## RECORD LIST
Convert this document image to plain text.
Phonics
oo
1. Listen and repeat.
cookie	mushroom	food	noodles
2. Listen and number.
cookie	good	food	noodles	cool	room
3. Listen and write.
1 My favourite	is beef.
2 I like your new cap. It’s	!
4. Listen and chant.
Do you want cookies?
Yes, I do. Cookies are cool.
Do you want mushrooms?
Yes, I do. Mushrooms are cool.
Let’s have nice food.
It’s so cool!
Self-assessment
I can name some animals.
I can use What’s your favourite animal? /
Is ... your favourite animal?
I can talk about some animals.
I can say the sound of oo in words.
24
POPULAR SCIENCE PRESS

## WHAT IS BEING ASKED
Lines containing the string "noodles" should be counted; reply with their number and nothing more.

## RESULT
2